_TASK DIRECTIONS_. Replace every occurrence of "notice-item" with "notice-line" in the records below and output all lines otherwise unchanged.

_STORED DATA_.

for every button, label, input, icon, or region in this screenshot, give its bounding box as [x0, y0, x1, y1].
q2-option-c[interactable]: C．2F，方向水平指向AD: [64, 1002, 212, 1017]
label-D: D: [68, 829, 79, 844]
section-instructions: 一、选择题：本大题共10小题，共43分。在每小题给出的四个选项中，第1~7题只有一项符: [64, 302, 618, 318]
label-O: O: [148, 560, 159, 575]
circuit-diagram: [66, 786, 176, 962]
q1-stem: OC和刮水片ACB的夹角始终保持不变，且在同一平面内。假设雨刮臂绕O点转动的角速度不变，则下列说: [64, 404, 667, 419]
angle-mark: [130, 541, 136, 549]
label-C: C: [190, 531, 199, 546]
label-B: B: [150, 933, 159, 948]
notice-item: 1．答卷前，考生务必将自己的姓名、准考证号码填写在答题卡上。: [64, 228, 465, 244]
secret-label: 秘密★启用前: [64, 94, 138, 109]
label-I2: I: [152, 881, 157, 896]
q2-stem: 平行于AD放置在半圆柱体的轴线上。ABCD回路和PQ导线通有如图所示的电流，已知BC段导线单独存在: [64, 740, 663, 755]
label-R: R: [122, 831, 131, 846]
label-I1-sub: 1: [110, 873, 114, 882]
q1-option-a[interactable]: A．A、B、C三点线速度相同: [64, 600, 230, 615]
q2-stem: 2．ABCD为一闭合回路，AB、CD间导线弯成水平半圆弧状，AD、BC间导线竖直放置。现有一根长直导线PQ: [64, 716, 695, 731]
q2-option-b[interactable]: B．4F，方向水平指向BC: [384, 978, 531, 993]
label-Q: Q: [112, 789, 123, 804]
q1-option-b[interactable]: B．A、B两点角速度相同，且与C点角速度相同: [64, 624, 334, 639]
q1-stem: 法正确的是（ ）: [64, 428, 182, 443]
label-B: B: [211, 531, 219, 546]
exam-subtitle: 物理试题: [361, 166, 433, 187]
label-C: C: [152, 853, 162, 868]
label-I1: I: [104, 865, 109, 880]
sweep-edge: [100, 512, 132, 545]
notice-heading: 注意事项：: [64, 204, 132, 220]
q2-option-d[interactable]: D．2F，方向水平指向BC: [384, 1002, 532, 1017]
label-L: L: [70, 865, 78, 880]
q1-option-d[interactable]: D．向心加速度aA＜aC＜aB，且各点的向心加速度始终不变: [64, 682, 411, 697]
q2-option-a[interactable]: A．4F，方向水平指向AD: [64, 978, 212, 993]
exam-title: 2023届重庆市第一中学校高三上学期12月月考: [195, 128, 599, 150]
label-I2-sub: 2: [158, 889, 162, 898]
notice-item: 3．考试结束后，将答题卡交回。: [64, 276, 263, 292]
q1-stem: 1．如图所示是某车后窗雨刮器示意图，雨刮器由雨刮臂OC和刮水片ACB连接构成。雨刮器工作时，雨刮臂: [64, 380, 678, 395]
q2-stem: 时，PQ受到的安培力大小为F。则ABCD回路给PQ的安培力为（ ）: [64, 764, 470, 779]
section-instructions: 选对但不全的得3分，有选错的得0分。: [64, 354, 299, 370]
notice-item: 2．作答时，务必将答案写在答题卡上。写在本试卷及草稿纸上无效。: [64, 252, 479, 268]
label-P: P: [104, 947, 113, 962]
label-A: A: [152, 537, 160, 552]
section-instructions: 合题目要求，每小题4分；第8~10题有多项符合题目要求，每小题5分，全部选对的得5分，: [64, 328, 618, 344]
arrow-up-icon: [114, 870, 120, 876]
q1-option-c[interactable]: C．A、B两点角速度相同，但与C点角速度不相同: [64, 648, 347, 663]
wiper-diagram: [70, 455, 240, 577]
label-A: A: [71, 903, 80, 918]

_IN RESPONSE_.
for every button, label, input, icon, or region in this screenshot, give its bounding box as [x0, y0, x1, y1].
q2-option-c[interactable]: C．2F，方向水平指向AD: [64, 1002, 212, 1017]
label-D: D: [68, 829, 79, 844]
section-instructions: 一、选择题：本大题共10小题，共43分。在每小题给出的四个选项中，第1~7题只有一项符: [64, 302, 618, 318]
label-O: O: [148, 560, 159, 575]
circuit-diagram: [66, 786, 176, 962]
q1-stem: OC和刮水片ACB的夹角始终保持不变，且在同一平面内。假设雨刮臂绕O点转动的角速度不变，则下列说: [64, 404, 667, 419]
angle-mark: [130, 541, 136, 549]
label-C: C: [190, 531, 199, 546]
label-B: B: [150, 933, 159, 948]
notice-line: 1．答卷前，考生务必将自己的姓名、准考证号码填写在答题卡上。: [64, 228, 465, 244]
secret-label: 秘密★启用前: [64, 94, 138, 109]
label-I2: I: [152, 881, 157, 896]
q2-stem: 平行于AD放置在半圆柱体的轴线上。ABCD回路和PQ导线通有如图所示的电流，已知BC段导线单独存在: [64, 740, 663, 755]
label-R: R: [122, 831, 131, 846]
label-I1-sub: 1: [110, 873, 114, 882]
q1-option-a[interactable]: A．A、B、C三点线速度相同: [64, 600, 230, 615]
q2-stem: 2．ABCD为一闭合回路，AB、CD间导线弯成水平半圆弧状，AD、BC间导线竖直放置。现有一根长直导线PQ: [64, 716, 695, 731]
q2-option-b[interactable]: B．4F，方向水平指向BC: [384, 978, 531, 993]
label-Q: Q: [112, 789, 123, 804]
q1-option-b[interactable]: B．A、B两点角速度相同，且与C点角速度相同: [64, 624, 334, 639]
q1-stem: 法正确的是（ ）: [64, 428, 182, 443]
label-B: B: [211, 531, 219, 546]
exam-subtitle: 物理试题: [361, 166, 433, 187]
label-C: C: [152, 853, 162, 868]
label-I1: I: [104, 865, 109, 880]
sweep-edge: [100, 512, 132, 545]
notice-heading: 注意事项：: [64, 204, 132, 220]
q2-option-d[interactable]: D．2F，方向水平指向BC: [384, 1002, 532, 1017]
label-L: L: [70, 865, 78, 880]
q1-option-d[interactable]: D．向心加速度aA＜aC＜aB，且各点的向心加速度始终不变: [64, 682, 411, 697]
q2-option-a[interactable]: A．4F，方向水平指向AD: [64, 978, 212, 993]
exam-title: 2023届重庆市第一中学校高三上学期12月月考: [195, 128, 599, 150]
label-I2-sub: 2: [158, 889, 162, 898]
notice-line: 3．考试结束后，将答题卡交回。: [64, 276, 263, 292]
q1-stem: 1．如图所示是某车后窗雨刮器示意图，雨刮器由雨刮臂OC和刮水片ACB连接构成。雨刮器工作时，雨刮臂: [64, 380, 678, 395]
q2-stem: 时，PQ受到的安培力大小为F。则ABCD回路给PQ的安培力为（ ）: [64, 764, 470, 779]
section-instructions: 选对但不全的得3分，有选错的得0分。: [64, 354, 299, 370]
notice-line: 2．作答时，务必将答案写在答题卡上。写在本试卷及草稿纸上无效。: [64, 252, 479, 268]
label-P: P: [104, 947, 113, 962]
label-A: A: [152, 537, 160, 552]
section-instructions: 合题目要求，每小题4分；第8~10题有多项符合题目要求，每小题5分，全部选对的得5分，: [64, 328, 618, 344]
arrow-up-icon: [114, 870, 120, 876]
q1-option-c[interactable]: C．A、B两点角速度相同，但与C点角速度不相同: [64, 648, 347, 663]
wiper-diagram: [70, 455, 240, 577]
label-A: A: [71, 903, 80, 918]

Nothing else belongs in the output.